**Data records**
◇ ◇ ◇ ◇

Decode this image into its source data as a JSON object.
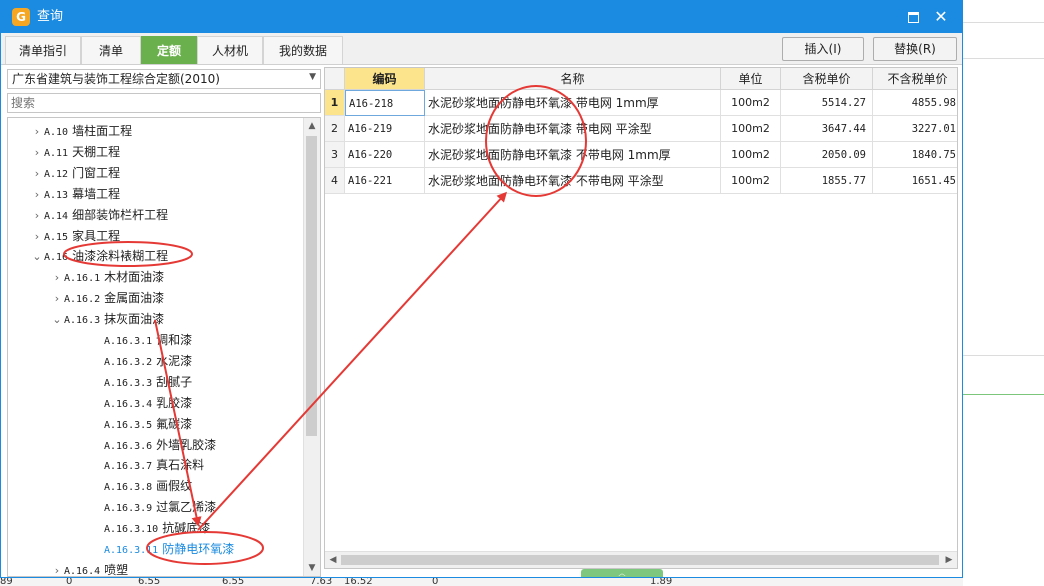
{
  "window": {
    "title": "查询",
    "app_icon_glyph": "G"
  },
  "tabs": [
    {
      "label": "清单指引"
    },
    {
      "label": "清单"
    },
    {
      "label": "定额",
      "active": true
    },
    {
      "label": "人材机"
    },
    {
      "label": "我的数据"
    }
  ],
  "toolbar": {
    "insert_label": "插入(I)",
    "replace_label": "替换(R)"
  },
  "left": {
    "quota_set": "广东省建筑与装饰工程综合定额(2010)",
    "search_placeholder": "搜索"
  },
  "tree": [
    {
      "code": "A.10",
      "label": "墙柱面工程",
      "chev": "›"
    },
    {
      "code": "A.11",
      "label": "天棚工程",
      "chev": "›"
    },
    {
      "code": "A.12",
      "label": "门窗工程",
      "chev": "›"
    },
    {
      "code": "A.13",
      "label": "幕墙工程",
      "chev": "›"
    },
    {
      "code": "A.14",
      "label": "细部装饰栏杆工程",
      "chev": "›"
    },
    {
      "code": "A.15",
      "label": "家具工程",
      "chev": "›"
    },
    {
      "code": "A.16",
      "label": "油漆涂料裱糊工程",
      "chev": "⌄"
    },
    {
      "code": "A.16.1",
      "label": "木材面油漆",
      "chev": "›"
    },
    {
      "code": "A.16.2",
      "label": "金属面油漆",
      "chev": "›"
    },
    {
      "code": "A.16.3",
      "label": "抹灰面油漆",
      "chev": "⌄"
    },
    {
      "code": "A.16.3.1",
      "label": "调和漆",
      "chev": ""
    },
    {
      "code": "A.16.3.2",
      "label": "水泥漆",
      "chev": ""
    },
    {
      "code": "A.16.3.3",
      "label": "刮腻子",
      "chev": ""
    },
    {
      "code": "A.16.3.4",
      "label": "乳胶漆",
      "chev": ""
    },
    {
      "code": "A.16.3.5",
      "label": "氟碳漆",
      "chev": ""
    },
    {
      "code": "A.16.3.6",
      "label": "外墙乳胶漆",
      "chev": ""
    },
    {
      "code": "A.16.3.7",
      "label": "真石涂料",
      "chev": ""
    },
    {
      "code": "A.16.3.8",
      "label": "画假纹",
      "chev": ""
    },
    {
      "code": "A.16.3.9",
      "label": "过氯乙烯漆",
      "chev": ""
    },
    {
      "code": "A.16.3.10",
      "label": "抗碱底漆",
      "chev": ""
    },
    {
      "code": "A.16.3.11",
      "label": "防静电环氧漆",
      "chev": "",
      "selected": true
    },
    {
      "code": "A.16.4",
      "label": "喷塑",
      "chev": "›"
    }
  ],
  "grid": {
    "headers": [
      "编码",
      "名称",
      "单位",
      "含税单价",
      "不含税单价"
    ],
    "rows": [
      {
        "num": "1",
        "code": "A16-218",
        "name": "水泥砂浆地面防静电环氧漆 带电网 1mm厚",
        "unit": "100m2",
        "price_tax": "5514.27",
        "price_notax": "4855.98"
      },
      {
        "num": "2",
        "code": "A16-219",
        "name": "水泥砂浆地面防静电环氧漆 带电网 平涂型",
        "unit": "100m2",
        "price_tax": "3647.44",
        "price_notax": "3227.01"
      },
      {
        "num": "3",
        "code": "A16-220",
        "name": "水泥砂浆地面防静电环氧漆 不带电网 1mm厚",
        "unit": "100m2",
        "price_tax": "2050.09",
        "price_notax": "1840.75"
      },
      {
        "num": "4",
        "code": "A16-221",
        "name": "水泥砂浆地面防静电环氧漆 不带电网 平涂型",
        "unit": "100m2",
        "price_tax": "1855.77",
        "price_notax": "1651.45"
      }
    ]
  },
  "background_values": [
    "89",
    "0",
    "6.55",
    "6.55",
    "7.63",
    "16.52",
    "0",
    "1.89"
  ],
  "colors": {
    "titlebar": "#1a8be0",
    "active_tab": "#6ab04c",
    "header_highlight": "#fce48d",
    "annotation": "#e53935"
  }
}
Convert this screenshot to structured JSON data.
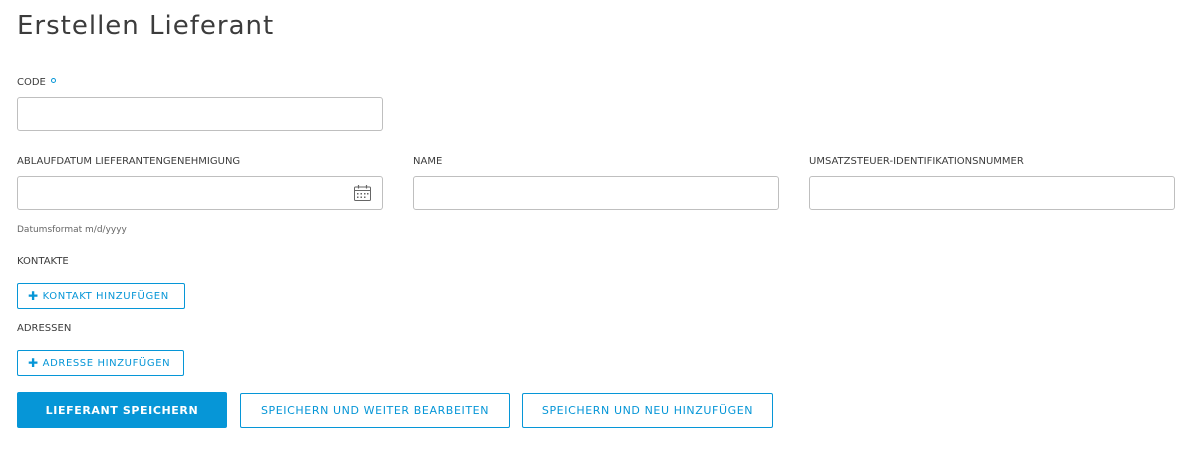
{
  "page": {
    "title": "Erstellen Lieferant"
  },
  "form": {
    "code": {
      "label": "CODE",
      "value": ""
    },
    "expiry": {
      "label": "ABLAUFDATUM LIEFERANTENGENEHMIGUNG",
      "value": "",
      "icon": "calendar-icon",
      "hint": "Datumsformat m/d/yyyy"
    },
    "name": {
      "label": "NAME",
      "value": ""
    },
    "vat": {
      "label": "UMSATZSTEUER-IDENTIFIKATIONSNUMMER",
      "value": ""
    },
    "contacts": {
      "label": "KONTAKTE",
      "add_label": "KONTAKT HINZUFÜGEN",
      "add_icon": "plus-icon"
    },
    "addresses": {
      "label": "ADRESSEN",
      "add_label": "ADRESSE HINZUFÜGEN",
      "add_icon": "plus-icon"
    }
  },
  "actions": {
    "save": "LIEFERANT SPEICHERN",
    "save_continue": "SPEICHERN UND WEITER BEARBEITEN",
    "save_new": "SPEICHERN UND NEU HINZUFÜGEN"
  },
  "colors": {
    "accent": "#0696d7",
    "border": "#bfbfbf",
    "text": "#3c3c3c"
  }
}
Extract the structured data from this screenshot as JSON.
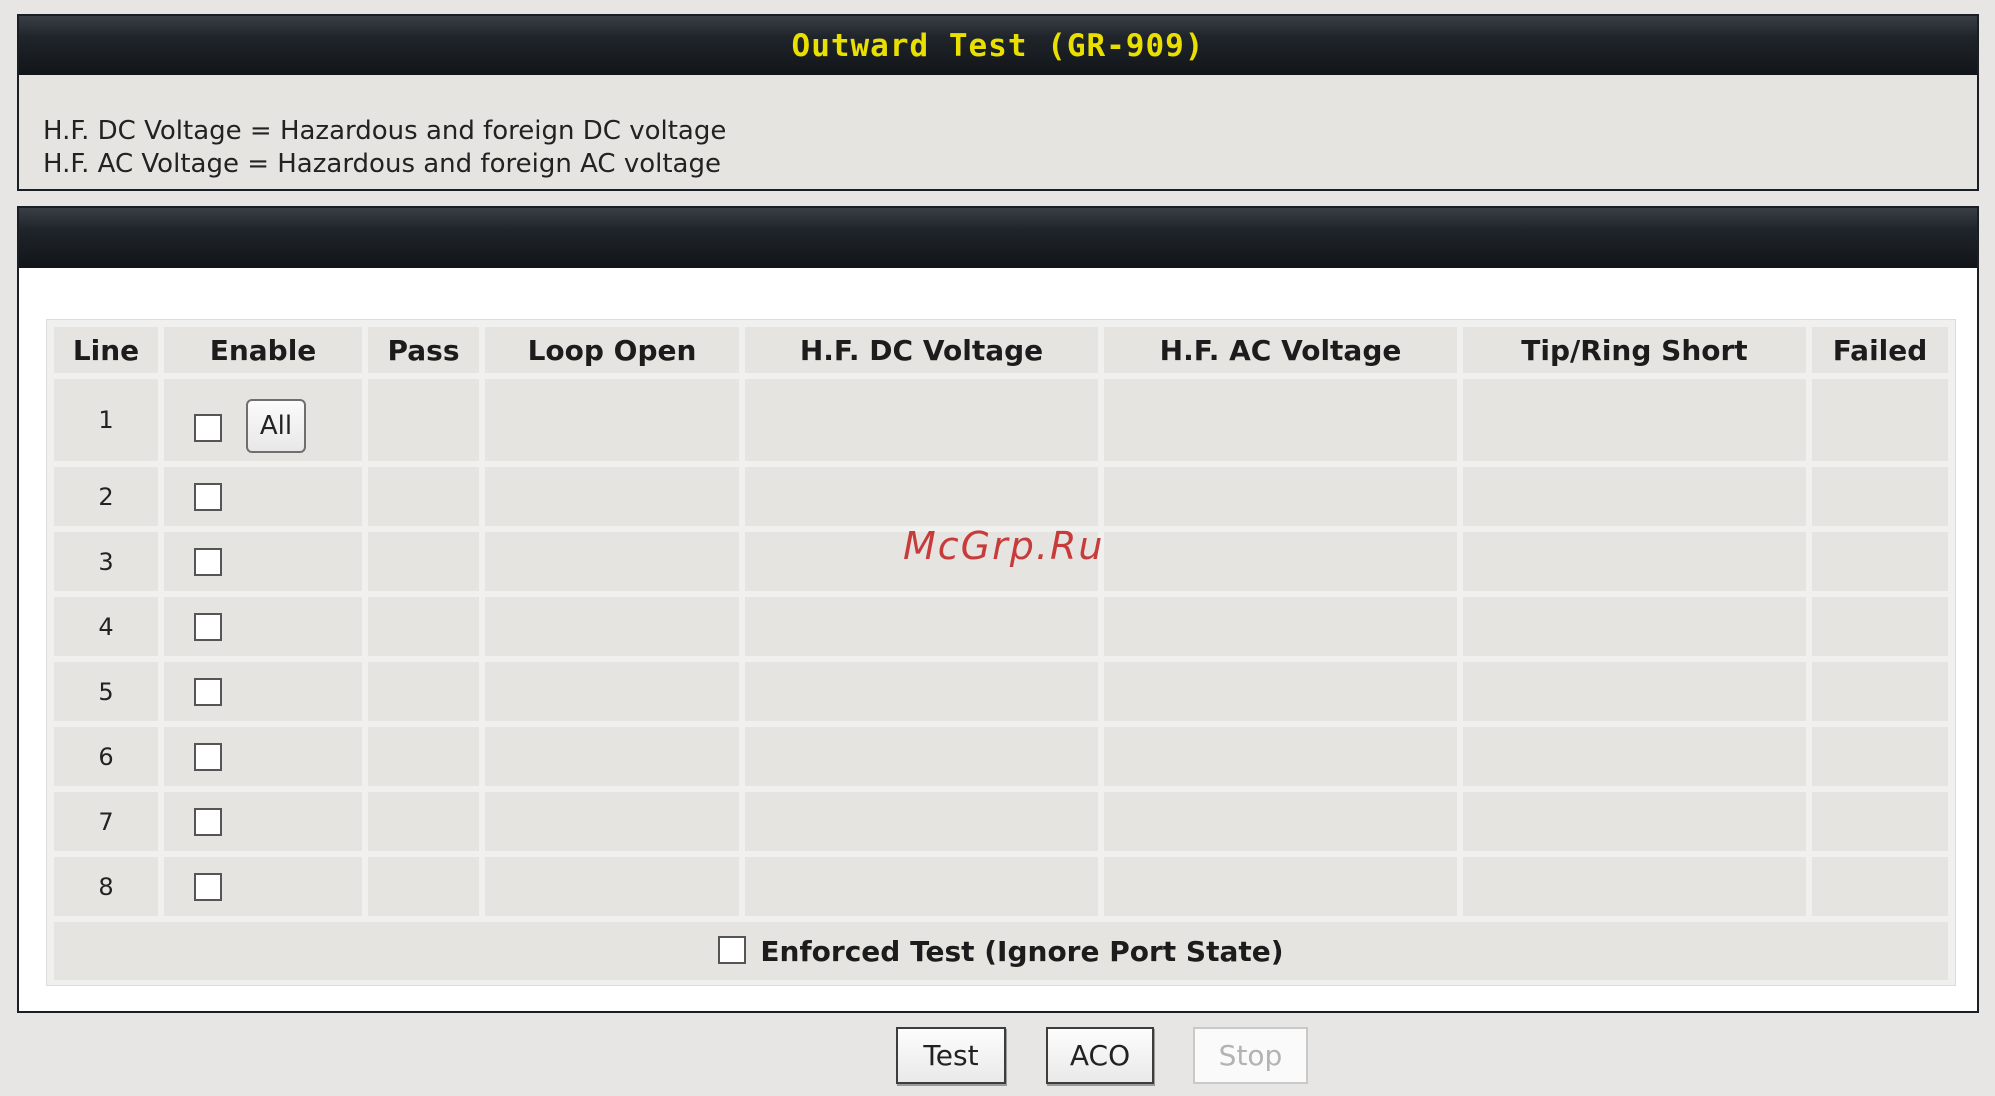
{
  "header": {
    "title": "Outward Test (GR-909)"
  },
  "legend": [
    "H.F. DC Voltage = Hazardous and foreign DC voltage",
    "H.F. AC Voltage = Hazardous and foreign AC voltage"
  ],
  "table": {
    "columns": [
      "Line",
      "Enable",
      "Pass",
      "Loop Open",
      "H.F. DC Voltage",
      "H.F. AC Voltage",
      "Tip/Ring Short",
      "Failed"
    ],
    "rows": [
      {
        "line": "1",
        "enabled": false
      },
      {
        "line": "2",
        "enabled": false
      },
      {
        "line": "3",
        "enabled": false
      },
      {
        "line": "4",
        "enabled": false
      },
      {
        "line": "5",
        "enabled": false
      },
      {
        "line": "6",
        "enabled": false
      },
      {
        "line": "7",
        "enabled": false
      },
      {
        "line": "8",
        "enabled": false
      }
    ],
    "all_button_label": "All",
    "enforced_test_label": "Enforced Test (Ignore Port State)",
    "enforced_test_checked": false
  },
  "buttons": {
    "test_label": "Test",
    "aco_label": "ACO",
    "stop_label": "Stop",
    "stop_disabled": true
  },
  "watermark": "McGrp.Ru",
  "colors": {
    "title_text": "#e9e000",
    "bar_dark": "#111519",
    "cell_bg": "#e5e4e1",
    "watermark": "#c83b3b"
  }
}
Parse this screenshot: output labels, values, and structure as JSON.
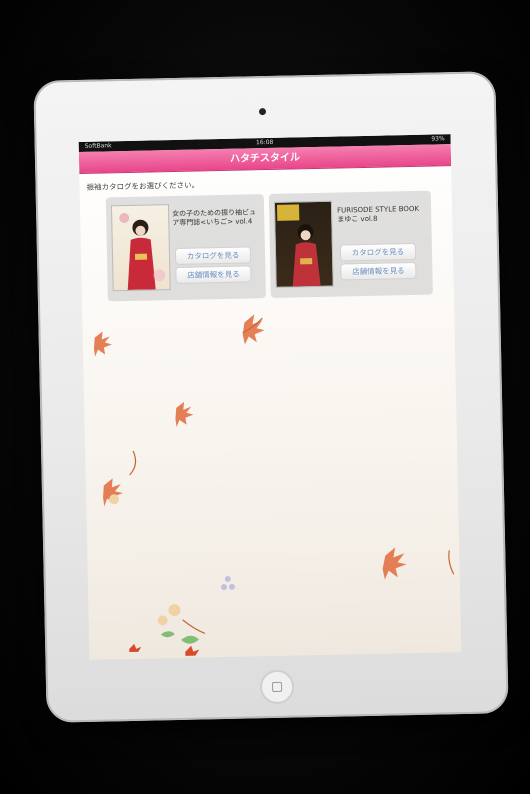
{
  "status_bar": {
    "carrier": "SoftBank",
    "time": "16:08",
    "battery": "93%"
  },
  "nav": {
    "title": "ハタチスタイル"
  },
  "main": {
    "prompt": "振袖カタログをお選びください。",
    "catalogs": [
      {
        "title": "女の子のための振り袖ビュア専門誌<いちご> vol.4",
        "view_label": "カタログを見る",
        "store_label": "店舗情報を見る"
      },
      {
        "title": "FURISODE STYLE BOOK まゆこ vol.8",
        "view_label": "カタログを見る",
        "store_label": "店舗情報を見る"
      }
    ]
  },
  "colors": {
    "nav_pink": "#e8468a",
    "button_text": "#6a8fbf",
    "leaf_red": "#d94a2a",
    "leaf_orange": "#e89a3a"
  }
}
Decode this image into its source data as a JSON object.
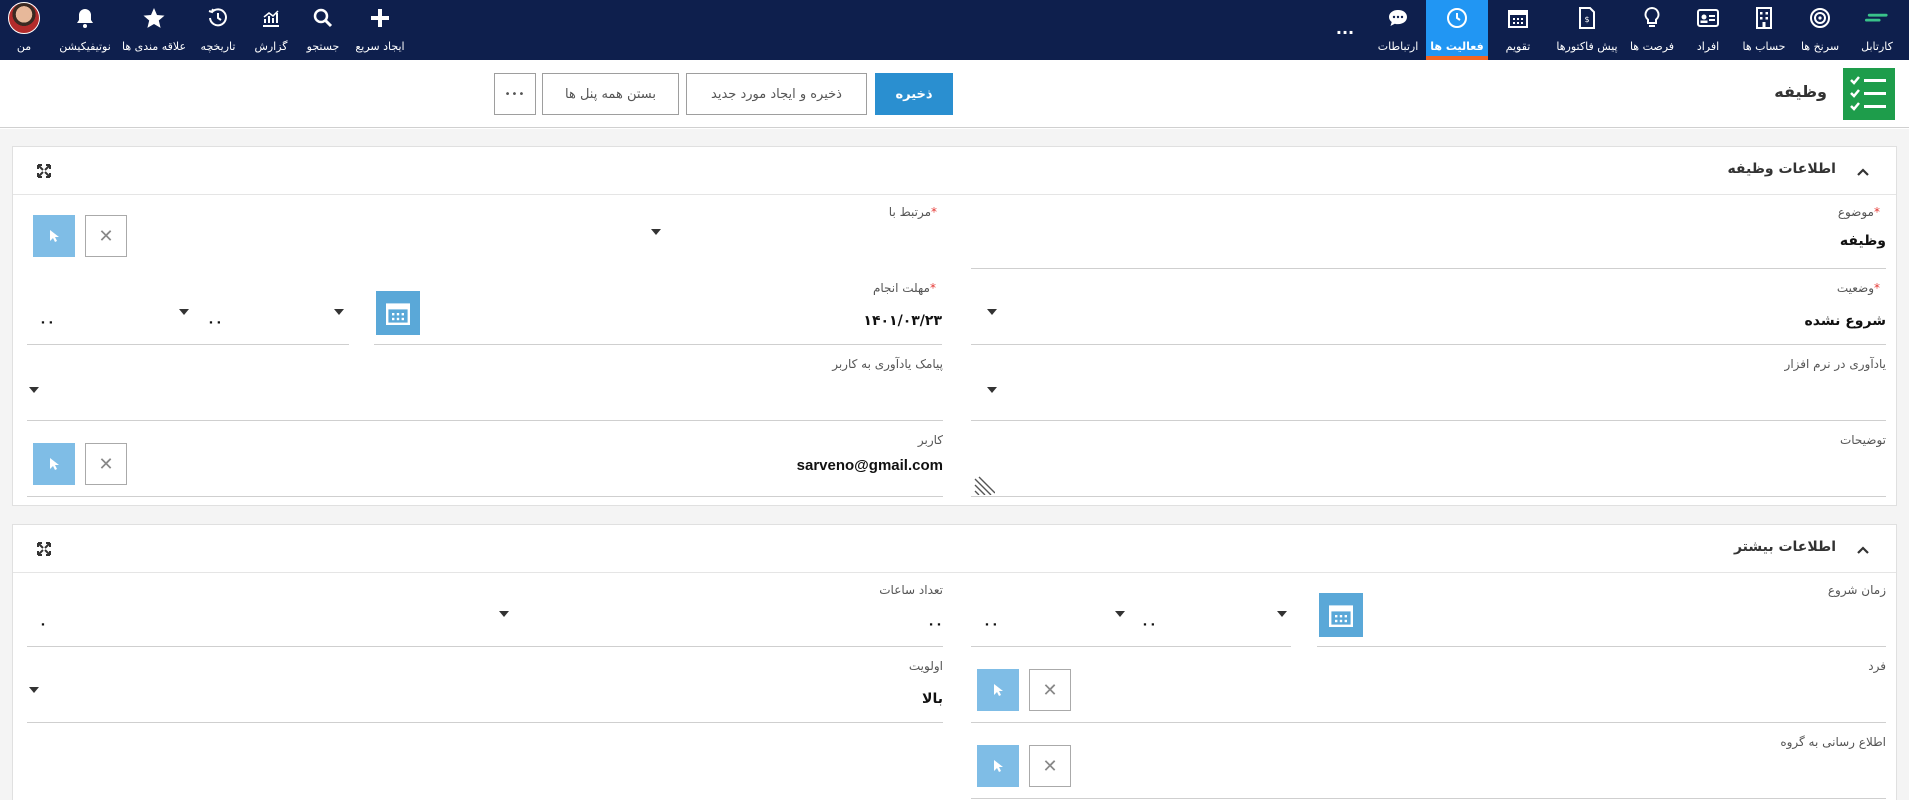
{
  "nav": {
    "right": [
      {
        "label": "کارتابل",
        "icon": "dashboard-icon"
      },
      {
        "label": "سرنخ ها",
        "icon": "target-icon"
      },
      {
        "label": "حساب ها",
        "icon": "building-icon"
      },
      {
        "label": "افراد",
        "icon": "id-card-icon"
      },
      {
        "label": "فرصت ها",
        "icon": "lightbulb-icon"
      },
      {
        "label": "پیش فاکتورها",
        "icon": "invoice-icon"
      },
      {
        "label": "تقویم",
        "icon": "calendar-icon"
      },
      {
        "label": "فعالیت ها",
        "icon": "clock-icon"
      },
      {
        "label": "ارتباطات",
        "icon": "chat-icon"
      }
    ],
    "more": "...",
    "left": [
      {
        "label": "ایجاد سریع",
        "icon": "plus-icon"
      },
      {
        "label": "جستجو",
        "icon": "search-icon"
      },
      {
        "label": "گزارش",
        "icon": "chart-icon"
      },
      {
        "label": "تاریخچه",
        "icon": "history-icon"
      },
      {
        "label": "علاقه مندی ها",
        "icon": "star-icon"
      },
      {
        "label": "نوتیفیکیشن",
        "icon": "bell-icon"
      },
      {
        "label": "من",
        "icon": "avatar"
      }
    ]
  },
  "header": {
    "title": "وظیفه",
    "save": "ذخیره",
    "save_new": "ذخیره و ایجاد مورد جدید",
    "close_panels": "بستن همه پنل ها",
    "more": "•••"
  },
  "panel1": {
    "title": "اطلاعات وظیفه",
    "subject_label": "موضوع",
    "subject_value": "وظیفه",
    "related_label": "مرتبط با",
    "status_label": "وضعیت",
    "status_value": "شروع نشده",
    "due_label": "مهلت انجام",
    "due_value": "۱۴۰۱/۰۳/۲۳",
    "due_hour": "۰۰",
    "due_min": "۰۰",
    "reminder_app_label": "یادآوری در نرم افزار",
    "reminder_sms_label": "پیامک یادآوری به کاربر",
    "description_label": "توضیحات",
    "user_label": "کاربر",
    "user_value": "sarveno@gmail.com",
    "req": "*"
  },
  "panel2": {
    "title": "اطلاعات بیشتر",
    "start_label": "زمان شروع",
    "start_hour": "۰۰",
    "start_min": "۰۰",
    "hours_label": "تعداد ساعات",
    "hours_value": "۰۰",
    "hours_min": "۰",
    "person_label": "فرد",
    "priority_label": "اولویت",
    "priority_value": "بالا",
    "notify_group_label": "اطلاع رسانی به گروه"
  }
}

◇ ◇ ◇ ◇

**Job**
Reproduce each line from the records that contains the word "ذخیره".

**Result for this exercise**
    "save": "ذخیره",
    "save_new": "ذخیره و ایجاد مورد جدید",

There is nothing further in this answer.